#### Текст для чтения
Однако в пятницу 20 ноября, в сорок пятую годовщину свадьбы Елизаветы II и Филиппа, судьба распорядилась по-своему. Королева собиралась на предполуденную аудиенцию (72), когда из Виндзора позвонил Эндрю с сообщением, что замок горит. В ряде покоев меняли проводку, от лампы загорелась штора в домовой часовне, а оттуда огонь стремительно перекинулся из Честерской башни в Брансуикскую. Сильно пострадали девять парадных покоев – в том числе зал Святого Георгия, Парадная столовая, Алая гостиная, Зеленая гостиная, Большой приемный зал и Восьмиугольная столовая, – досталось и сотне с лишним других помещений. К счастью, из-за ведущихся реставрационных работ многие произведения искусства из наиболее пострадавших залов были убраны и избежали огня. Оставшиеся картины, мебель и другие ценности принялись спасать десятки добровольцев, к которым присоединился и принц Эндрю, а также дворцовые кавалеристы и виндзорский настоятель.
В три часа дня прибыла королева. “Такой убитой я ее видел впервые” (73), – утверждает один из старших советников. Виндзор был для нее настоящим домом, и пожар воспринимался как безжалостная кара за прегрешения родни. В дождевике, зюйдвестке и резиновых сапогах, засунув руки в карманы, Елизавета II стояла посреди двора, потерянно глядя на бушующее пламя, пожирающее крышу парадных покоев. Этот кадр передавал ее крайнее одиночество гораздо выразительнее, чем любой портрет кисти Аннигони.
Простояв под серой моросью около часа, она отправилась на частную половину помогать служащим выносить ценные вещи, на случай если огонь распространится дальше. Когда пожарным удалось укротить пламя, королева вместе с принцем Эндрю принялись оценивать ущерб.
Филипп, уехавший на конференцию в Аргентину, долго утешал Елизавету II по телефону. Королева-мать пригласила дочь на выходные к себе в Ройял-Лодж, чтобы без помех отвести душу в разговоре. “Только благодаря тебе я не сошла с ума в этот жуткий день” (74), – писала матери королева неделю спустя.
Министр культуры Питер Брук заявил, что расходы по восстановлению замка в размере от двадцати до сорока миллионов фунтов возьмет на себя правительство, что совершенно оправданно, поскольку королевские резиденции не подлежат коммерческому страхованию. Кроме того, содержание и ремонт Виндзорского замка – включая и тот, что предшествовал пожару, – всегда финансировались правительством. Однако неожиданно для королевы и Джона Мейджора “Daily Mail” развернула массовую кампанию протеста, подогреваемую накопившейся неприязнью к младшему августейшему поколению. Ввиду экономического спада газета требовала, чтобы Елизавета II восстанавливала замок на свои средства и, кроме того, начала платить налоги.

#### Задание A
Переведите на английский язык предложение из текста о пожаре в Виндзорском замке: «Виндзор был для нее настоящим домом, и пожар воспринимался как безжалостная кара за прегрешения родни».
#### Задание B
Во сколько, согласно тексту о пожаре в Виндзорском замке, министр культуры Питер Брук оценил расходы на восстановление замка?
#### Задание C
Извлеките из текста о пожаре в Виндзорском замке фрагмент, начинающийся словами «Министр культуры Питер» и заканчивающийся словами «начала платить налоги.».
Приведенные далее строки представляют собой самостоятельный материал.

#### Исходные данные

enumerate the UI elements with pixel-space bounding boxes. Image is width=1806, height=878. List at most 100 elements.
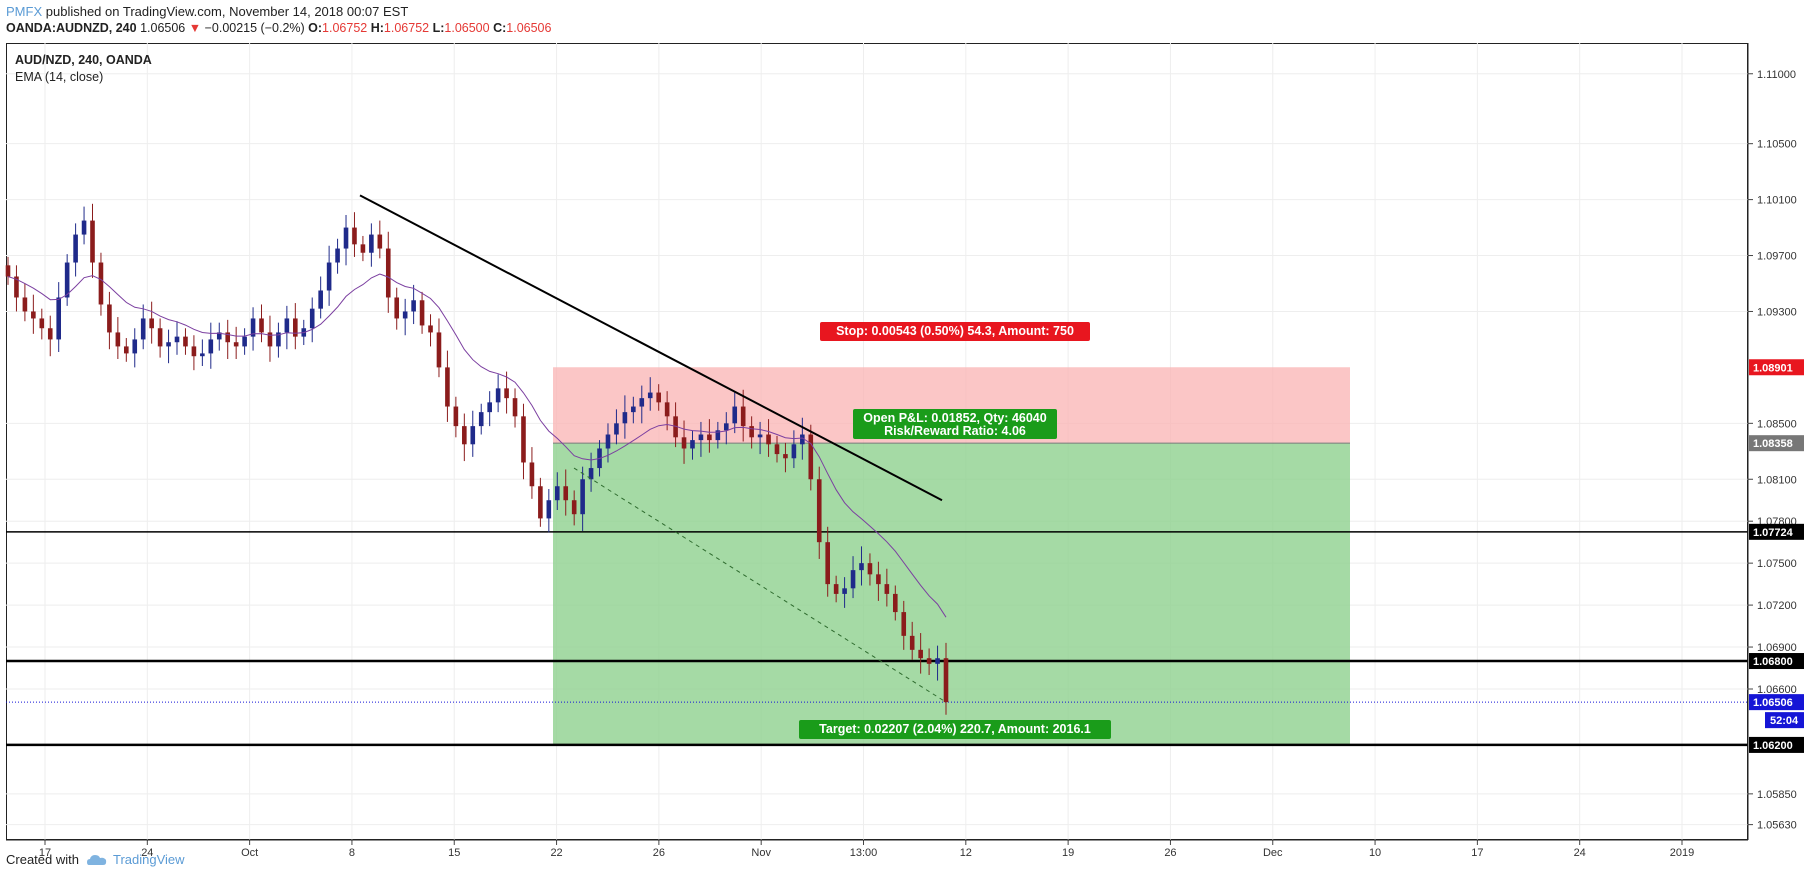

#### Правильный ответ A
Windsor was a true home to her, and the fire was perceived as a merciless punishment for the transgressions of her family.

#### Правильный ответ B
От двадцати до сорока миллионов фунтов.

#### Правильный ответ C
Министр культуры Питер Брук заявил, что расходы по восстановлению замка в размере от двадцати до сорока миллионов фунтов возьмет на себя правительство, что совершенно оправданно, поскольку королевские резиденции не подлежат коммерческому страхованию. Кроме того, содержание и ремонт Виндзорского замка – включая и тот, что предшествовал пожару, – всегда финансировались правительством. Однако неожиданно для королевы и Джона Мейджора “Daily Mail” развернула массовую кампанию протеста, подогреваемую накопившейся неприязнью к младшему августейшему поколению. Ввиду экономического спада газета требовала, чтобы Елизавета II восстанавливала замок на свои средства и, кроме того, начала платить налоги.